__Data to use__:
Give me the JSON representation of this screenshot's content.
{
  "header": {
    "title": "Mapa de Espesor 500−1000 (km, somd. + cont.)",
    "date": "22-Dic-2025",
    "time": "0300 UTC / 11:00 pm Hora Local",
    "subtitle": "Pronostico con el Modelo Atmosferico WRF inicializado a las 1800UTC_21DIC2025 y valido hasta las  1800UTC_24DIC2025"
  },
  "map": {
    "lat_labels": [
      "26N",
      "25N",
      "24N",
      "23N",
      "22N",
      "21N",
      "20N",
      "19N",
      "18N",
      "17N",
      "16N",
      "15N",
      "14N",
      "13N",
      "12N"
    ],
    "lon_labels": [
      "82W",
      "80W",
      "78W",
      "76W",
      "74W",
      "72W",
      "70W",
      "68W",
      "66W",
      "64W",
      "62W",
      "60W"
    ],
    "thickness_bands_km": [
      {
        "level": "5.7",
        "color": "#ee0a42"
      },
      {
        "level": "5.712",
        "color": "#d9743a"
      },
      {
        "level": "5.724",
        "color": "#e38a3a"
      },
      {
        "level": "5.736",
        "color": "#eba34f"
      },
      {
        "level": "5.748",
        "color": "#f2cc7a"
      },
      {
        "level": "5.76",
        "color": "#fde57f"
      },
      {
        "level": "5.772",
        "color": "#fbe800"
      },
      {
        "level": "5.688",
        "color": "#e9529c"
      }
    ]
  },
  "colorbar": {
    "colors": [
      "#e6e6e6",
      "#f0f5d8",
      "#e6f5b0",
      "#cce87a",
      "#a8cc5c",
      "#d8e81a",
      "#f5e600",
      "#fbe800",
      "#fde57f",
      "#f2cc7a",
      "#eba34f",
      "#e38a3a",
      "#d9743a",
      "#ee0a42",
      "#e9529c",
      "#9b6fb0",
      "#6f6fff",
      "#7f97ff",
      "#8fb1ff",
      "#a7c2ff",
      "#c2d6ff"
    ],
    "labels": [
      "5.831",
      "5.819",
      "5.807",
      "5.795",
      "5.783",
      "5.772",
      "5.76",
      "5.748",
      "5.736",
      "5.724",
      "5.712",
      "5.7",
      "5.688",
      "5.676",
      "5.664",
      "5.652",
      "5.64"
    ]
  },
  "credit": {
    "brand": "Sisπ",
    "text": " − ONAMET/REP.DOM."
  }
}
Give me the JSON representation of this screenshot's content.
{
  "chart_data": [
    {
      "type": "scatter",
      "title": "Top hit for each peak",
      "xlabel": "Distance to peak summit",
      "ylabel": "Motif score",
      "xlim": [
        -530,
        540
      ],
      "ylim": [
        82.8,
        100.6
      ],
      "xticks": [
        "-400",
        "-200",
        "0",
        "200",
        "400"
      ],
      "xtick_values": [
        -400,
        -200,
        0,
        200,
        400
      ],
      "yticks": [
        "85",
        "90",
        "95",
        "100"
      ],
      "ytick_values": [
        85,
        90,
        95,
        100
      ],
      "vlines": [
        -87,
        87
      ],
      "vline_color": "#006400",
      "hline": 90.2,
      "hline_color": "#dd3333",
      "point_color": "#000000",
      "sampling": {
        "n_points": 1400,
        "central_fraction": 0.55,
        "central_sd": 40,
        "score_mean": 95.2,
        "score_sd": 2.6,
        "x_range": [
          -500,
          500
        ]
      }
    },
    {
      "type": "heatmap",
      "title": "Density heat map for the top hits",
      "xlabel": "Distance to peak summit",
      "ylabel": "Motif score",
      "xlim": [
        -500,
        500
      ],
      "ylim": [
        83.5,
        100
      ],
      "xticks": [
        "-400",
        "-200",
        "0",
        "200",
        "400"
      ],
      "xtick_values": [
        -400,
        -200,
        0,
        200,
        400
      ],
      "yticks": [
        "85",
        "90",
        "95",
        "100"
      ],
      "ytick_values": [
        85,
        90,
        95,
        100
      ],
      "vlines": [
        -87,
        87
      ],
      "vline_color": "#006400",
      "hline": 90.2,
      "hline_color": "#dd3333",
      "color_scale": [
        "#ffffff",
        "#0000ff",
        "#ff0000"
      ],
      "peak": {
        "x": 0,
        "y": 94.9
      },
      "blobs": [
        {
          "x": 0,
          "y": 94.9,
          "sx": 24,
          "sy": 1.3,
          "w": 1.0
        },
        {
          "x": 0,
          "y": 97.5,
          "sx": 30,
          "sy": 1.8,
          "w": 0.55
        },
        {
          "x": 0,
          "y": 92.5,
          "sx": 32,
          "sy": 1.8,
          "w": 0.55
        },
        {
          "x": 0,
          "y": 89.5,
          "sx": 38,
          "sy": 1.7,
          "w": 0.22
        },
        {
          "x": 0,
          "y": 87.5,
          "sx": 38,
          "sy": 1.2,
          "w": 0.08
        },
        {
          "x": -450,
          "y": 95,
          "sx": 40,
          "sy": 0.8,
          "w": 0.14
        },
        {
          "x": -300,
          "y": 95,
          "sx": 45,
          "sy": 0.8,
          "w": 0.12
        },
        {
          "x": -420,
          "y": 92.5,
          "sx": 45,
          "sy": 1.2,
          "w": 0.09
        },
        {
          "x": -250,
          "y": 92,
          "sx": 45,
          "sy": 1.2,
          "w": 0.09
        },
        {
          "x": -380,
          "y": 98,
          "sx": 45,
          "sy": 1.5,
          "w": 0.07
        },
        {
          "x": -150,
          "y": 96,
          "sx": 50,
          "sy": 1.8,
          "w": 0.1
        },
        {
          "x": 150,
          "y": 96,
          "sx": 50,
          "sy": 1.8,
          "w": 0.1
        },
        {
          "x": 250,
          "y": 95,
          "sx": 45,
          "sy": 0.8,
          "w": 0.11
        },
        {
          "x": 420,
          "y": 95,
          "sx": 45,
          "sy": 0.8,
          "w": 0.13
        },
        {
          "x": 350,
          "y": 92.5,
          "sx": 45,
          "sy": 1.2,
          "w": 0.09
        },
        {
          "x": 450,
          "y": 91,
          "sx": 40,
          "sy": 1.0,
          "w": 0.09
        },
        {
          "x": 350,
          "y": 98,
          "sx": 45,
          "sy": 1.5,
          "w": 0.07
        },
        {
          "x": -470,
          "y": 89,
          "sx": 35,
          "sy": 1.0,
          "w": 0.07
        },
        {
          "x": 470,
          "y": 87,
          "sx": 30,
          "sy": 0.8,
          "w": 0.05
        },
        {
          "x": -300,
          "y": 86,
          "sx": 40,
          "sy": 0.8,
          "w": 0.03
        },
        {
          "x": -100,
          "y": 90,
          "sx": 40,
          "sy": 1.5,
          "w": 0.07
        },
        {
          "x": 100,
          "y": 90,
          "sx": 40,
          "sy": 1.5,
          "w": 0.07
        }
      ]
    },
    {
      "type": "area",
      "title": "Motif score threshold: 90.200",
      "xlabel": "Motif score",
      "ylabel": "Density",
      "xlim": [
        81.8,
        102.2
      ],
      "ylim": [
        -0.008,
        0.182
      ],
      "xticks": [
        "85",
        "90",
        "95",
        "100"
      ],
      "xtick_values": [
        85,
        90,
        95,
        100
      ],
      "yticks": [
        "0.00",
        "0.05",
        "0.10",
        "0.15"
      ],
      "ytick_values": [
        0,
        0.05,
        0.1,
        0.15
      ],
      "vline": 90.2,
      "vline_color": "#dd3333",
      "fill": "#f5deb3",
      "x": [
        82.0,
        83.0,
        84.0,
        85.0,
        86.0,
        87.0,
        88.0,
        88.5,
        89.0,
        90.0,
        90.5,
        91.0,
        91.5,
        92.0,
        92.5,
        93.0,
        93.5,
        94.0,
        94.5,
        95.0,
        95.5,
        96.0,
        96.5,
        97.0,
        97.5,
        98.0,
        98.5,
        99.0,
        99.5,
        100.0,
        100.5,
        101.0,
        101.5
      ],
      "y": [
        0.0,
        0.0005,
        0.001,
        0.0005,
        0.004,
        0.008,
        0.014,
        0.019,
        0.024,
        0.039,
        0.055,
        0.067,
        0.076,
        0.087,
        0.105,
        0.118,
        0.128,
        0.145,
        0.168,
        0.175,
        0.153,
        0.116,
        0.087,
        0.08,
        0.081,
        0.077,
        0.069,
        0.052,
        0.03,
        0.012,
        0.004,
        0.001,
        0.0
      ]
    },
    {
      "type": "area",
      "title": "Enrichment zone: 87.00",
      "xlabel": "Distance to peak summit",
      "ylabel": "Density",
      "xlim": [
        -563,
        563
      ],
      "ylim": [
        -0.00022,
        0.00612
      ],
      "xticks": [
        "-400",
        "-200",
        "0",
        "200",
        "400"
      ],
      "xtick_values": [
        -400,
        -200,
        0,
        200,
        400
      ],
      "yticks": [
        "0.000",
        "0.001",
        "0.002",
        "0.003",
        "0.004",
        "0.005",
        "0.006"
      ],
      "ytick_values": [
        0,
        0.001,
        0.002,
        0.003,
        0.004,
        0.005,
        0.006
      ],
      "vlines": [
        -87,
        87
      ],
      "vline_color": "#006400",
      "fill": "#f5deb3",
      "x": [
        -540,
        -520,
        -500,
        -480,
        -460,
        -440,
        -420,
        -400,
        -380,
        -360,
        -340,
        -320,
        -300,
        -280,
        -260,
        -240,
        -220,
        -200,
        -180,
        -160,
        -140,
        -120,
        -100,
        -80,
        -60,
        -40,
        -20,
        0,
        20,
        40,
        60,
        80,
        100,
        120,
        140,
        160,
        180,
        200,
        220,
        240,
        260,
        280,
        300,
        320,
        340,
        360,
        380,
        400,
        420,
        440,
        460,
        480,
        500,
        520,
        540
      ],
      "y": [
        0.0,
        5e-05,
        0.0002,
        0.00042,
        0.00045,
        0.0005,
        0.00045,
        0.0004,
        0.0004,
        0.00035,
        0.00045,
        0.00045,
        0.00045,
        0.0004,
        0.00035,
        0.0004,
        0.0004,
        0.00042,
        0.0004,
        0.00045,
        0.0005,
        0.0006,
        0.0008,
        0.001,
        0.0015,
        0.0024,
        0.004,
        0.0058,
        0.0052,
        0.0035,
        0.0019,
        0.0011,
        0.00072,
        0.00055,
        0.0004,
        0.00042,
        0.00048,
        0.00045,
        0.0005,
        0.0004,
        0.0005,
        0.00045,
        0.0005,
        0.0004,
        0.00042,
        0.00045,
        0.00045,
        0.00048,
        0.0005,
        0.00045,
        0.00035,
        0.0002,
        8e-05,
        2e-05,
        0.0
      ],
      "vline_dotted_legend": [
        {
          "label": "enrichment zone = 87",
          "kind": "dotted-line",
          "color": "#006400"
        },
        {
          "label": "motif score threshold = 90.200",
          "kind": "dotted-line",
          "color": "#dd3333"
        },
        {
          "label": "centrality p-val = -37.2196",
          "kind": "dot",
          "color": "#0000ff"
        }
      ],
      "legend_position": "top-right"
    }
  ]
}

__Exercise aim__: Show the lines of the records that include the string "threshold".

__The solution__:
      "title": "Motif score threshold: 90.200",
          "label": "motif score threshold = 90.200",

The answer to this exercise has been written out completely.